§ **OBJECTIVE**: Are you able to quote each entry exactly as written?

=== SUPPLIED INFORMATION ===

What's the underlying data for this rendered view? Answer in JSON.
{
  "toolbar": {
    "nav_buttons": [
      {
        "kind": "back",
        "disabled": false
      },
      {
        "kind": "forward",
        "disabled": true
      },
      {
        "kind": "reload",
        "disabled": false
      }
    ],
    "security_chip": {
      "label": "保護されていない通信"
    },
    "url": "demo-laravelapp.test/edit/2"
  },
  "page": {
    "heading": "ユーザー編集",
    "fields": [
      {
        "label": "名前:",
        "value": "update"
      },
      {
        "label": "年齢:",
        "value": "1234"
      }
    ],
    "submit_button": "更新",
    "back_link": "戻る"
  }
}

===

§ **TASK ANSWER**:
What's the underlying data for this rendered view? Answer in JSON.
{
  "toolbar": {
    "nav_buttons": [
      {
        "kind": "back",
        "disabled": false
      },
      {
        "kind": "forward",
        "disabled": true
      },
      {
        "kind": "reload",
        "disabled": false
      }
    ],
    "security_chip": {
      "label": "保護されていない通信"
    },
    "url": "demo-laravelapp.test/edit/2"
  },
  "page": {
    "heading": "ユーザー編集",
    "fields": [
      {
        "label": "名前:",
        "value": "update"
      },
      {
        "label": "年齢:",
        "value": "1234"
      }
    ],
    "submit_button": "更新",
    "back_link": "戻る"
  }
}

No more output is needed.